* **EXERCISE BRIEF**
Carry on the comment thread below, picking up after its last line.

─── DOCUMENT EXCERPT



  1. 🙂 Thanks for sharing. I’m sympathetic to many of the things you’ve mentioned and enjoyed your analysis.

    Comment by Nia | November 27, 2012 | Reply

    • And I’ll say thanks for reading along.

      Comment by US | November 29, 2012 | Reply

  2. Awesome. And yes, friendships ARE hugely important. It means you are not alone with your thoughts and experiences.
    To me, my marriage is somewhat like that – a friendship plus. Plus sexual attraction (very important in the beginning at least) and then the joint project of everyday life, sharing a living space, raising a family together. I went through a bit of a crisis last year and realized that the meaning of life really IS raising kids, extended into help raising grandchildren one day. Maybe we’re just animals.

    Comment by Ulla Lauridsen | February 7, 2013 | Reply

    • “Maybe we’re just animals.”

      Of course we are.

      “I went through a bit of a crisis last year and realized that the meaning of life really IS raising kids, extended into help raising grandchildren one day.”

──────
─── DATA SHOWN

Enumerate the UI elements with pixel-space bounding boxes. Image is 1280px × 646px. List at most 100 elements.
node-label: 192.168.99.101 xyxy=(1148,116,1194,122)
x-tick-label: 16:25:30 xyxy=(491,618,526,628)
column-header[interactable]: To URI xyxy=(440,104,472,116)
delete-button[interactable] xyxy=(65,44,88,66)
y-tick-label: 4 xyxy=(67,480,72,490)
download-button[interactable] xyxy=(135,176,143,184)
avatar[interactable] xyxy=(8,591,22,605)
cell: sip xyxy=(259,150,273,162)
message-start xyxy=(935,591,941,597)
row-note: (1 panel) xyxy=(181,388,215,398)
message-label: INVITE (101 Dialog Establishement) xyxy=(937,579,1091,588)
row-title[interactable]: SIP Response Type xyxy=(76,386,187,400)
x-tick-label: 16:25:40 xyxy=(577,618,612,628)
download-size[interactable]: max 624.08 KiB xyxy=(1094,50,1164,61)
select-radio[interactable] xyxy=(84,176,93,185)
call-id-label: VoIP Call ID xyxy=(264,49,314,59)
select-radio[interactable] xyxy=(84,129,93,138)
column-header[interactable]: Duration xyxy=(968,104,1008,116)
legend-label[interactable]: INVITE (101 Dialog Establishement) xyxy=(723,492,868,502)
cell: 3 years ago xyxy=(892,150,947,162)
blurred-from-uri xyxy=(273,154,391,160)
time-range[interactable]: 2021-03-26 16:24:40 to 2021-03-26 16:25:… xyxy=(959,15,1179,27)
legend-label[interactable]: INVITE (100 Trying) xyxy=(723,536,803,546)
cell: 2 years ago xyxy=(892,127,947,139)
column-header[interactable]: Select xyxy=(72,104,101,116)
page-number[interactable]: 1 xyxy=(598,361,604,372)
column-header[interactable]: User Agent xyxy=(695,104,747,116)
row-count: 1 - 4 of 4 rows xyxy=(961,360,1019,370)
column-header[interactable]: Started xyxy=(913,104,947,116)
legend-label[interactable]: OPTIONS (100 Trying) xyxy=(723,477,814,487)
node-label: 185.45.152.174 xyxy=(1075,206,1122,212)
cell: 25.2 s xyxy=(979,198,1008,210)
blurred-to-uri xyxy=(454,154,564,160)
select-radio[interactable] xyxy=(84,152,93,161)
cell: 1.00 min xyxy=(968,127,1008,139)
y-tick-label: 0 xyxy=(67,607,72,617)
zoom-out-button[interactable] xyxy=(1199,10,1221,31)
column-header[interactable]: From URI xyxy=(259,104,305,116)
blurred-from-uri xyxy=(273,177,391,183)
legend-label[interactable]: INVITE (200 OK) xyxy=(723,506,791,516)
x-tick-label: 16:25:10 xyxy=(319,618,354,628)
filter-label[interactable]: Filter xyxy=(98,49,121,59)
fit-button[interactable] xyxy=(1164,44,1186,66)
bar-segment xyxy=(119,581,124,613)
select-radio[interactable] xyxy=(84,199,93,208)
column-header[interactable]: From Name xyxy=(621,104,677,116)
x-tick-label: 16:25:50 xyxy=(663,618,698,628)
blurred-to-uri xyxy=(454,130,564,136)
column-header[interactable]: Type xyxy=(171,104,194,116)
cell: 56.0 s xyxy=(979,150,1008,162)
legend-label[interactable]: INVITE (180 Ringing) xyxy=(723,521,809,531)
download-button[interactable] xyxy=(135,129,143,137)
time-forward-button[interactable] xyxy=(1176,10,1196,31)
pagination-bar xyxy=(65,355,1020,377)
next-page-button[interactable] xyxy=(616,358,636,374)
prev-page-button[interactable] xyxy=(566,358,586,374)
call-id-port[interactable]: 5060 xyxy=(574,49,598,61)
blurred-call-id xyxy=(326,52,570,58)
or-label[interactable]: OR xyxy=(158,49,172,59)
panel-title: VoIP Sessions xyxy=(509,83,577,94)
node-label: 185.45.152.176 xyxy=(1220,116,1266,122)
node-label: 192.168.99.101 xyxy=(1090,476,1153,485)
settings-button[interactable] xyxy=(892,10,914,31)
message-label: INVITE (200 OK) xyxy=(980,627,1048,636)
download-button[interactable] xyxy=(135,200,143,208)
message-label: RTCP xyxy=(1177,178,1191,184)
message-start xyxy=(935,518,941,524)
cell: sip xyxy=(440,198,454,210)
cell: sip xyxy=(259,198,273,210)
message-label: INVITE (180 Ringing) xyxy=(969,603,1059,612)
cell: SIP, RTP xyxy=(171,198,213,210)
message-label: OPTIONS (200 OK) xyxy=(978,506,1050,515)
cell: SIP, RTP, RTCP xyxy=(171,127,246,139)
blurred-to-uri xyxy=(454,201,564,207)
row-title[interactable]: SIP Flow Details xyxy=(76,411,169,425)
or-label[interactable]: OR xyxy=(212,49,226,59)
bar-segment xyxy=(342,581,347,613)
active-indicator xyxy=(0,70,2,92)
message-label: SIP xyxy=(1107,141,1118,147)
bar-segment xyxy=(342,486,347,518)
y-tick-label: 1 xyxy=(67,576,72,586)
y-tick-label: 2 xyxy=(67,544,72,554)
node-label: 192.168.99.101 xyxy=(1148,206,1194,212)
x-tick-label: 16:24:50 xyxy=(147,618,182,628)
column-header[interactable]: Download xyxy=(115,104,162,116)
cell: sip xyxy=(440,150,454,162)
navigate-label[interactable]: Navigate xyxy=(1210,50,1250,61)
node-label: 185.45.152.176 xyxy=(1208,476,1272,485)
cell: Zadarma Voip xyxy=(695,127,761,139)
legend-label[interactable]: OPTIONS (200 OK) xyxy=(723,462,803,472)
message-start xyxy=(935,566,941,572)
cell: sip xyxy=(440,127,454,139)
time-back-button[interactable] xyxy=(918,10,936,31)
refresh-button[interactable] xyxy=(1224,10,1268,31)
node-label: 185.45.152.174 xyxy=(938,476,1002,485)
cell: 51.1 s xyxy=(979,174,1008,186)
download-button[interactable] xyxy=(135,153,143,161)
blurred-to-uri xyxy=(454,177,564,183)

──────

* **RESULT BELOW**
      In general humans tend to pick the narratives which are most convenient to us (see also this): single males with good friends will talk about how friendships are great; single males without friends will talk about how friendships and romantic relationships aren’t really all that great, and perhaps about how work is awesome; married couples will talk about how they couldn’t live without their partner; parents will talk about how their children is the most important thing in their lives…

      I’m quite pragmatic about that stuff compared to how I used to be. Our emotions often tend to have a strong biological basis, but that doesn’t mean they feel any less real. And if the mechanisms our bodies use to try to trick us into, say, liking doing stuff we wouldn’t otherwise like to do, then the trickery is useful. I don’t think of a statement like ‘friendships are really important’ to be ‘The Truth’. It’s a truth I’ve picked from the available set of truths, and at this point in my life it seems like a truth which it is most definitely worth holding on to.

      Comment by US | February 7, 2013 | Reply

  3. “I went through a bit of a crisis last year and realized that the meaning of life really IS raising kids…”

    I got a niece last year, and yup; that’s the meaning of life right there. I’ve done an instant 180 from being deeply skeptical about babies to absolutely adoring them. I do believe I can continue to live happily without one, and I certainly won’t be ready for one soon, but if I am to live this mundane life, as opposed to becoming a monk or ascetic, then raising children is an integral component in a full and rich worldly existence.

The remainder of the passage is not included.